TASK GOAL: Search the data for the word "Summary" and copy every line that contains it.

□ □ □ □ □ □ □

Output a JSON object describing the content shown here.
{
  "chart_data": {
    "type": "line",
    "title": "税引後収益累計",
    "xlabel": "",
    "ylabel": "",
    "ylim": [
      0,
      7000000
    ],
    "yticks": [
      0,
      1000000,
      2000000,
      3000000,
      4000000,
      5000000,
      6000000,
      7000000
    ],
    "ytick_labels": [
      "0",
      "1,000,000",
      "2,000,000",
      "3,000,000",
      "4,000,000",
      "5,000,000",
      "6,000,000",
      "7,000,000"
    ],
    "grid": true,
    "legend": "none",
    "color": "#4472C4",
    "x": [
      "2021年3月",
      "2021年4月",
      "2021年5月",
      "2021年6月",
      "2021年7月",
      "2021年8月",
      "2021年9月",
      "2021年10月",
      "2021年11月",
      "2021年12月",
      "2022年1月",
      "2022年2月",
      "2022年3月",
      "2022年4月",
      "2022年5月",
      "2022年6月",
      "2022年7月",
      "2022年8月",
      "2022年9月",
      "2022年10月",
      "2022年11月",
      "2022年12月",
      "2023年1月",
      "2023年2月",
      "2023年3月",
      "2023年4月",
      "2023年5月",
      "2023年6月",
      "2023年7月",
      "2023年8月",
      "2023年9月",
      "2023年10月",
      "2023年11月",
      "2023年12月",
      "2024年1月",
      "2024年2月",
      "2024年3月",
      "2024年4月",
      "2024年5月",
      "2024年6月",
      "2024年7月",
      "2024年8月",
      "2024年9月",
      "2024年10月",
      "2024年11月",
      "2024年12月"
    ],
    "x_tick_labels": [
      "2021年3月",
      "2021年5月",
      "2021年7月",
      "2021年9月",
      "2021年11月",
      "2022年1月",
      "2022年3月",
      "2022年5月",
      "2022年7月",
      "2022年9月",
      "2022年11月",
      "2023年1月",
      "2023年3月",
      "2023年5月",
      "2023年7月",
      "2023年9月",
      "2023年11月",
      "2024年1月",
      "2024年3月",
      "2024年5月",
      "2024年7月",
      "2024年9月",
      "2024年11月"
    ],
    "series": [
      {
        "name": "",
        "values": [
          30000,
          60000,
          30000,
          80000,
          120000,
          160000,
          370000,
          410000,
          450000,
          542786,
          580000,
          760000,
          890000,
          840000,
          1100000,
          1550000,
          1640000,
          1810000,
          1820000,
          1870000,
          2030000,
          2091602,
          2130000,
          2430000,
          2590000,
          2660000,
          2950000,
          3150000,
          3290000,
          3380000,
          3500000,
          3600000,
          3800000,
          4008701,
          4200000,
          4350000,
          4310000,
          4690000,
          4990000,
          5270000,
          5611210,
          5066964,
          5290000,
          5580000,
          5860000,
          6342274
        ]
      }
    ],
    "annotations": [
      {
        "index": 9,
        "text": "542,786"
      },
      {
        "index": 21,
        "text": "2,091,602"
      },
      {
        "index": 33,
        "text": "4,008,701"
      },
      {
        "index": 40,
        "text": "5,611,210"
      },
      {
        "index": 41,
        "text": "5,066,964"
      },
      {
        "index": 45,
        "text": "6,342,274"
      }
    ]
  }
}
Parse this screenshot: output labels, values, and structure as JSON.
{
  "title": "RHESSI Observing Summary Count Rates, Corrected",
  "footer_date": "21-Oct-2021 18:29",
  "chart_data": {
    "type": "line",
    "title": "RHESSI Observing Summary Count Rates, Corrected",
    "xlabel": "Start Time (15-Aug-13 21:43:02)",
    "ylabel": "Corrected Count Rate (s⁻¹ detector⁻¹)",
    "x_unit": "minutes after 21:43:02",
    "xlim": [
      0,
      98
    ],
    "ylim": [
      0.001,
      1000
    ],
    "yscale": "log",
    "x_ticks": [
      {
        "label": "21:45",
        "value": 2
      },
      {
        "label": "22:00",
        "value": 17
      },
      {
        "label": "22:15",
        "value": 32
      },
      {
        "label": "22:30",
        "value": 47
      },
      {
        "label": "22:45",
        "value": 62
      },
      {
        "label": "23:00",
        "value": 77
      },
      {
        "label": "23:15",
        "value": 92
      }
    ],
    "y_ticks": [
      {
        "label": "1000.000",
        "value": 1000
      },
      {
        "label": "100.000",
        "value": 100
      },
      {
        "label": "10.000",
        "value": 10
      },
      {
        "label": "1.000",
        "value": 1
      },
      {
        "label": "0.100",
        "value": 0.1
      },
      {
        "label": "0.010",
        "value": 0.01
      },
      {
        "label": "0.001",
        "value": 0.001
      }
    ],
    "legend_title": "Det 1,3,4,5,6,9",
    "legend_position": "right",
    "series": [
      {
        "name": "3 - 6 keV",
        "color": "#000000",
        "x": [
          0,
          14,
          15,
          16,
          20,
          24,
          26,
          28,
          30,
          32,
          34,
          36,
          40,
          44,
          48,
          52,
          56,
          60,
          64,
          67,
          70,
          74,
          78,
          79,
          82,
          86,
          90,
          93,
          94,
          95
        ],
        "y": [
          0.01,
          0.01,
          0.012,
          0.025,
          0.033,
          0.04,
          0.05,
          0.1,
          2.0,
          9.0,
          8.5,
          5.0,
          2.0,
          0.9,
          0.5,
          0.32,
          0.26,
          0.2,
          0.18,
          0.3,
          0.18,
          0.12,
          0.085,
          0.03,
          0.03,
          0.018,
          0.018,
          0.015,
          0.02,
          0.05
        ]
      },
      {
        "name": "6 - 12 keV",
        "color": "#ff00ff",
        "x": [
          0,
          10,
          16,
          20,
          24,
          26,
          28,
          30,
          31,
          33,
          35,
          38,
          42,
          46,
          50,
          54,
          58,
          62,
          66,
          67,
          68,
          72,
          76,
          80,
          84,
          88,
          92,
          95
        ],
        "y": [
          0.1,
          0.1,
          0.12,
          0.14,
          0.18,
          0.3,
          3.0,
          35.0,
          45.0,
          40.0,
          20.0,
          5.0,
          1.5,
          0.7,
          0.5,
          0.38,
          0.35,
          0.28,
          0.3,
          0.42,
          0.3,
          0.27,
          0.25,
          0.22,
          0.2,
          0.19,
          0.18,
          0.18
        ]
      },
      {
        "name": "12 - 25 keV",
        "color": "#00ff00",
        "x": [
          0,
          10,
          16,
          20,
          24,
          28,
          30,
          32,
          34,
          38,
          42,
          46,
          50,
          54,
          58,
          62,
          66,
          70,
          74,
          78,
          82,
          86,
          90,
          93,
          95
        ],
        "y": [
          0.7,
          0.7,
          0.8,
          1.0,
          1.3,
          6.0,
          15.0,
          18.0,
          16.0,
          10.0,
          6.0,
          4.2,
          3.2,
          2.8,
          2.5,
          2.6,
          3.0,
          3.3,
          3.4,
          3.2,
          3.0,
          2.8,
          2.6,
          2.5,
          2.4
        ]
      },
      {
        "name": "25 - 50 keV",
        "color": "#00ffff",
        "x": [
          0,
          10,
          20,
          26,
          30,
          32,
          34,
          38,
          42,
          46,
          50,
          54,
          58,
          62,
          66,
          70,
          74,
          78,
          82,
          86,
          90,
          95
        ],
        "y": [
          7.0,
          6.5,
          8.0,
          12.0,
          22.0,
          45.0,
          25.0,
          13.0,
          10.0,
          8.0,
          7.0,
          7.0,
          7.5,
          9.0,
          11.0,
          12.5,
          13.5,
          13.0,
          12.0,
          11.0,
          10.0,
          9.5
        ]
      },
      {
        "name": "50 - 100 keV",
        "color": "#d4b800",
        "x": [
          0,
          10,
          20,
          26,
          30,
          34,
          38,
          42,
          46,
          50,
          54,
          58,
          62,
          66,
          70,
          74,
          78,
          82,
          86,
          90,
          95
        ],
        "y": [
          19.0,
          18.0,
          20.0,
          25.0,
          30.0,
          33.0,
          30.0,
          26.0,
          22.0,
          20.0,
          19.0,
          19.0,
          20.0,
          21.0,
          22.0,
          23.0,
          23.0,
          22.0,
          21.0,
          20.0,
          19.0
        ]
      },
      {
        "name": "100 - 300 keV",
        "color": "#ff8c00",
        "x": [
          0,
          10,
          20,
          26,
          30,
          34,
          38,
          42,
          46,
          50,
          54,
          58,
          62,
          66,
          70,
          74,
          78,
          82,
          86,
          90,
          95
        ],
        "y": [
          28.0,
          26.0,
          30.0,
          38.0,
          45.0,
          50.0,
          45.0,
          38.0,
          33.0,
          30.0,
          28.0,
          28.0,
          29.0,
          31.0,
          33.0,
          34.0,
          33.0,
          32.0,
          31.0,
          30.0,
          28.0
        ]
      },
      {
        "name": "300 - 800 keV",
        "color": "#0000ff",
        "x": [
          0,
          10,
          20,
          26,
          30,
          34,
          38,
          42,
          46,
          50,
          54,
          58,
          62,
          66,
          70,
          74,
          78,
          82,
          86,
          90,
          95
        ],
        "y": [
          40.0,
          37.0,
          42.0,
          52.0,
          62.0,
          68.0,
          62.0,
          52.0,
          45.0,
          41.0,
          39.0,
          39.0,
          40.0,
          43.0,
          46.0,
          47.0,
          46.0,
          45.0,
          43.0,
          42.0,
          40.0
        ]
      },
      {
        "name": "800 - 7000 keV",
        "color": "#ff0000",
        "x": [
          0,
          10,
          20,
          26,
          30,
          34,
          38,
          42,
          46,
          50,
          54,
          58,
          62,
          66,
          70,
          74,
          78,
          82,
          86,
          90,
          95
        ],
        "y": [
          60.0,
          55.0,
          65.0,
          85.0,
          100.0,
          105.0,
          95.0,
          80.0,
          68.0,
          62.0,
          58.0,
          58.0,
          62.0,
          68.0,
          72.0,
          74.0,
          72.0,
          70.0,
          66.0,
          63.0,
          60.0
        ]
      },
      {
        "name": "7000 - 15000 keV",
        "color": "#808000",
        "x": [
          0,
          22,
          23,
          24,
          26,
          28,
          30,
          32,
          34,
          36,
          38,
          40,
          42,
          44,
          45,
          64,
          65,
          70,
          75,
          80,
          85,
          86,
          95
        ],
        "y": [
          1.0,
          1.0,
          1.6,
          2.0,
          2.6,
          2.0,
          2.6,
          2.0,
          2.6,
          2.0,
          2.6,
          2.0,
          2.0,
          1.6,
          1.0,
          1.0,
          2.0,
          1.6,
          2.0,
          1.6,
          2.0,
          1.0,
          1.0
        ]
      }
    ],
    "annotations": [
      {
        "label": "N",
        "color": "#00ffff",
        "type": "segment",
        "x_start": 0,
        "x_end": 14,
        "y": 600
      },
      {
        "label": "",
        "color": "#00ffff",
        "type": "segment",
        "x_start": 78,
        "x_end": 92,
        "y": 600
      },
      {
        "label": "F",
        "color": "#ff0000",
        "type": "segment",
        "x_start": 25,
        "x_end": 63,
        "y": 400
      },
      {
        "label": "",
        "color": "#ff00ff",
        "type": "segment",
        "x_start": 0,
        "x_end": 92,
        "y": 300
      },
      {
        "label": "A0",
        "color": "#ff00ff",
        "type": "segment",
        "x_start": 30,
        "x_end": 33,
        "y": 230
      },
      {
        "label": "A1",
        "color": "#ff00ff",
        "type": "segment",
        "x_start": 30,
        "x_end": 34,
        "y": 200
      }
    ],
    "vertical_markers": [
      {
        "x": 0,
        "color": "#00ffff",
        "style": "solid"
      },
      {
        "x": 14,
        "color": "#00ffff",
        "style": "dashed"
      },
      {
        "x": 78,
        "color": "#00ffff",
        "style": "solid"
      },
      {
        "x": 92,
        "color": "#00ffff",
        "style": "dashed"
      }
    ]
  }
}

□ □ □ □ □ □ □

COMPLETE ANSWER:
  "title": "RHESSI Observing Summary Count Rates, Corrected",
    "title": "RHESSI Observing Summary Count Rates, Corrected",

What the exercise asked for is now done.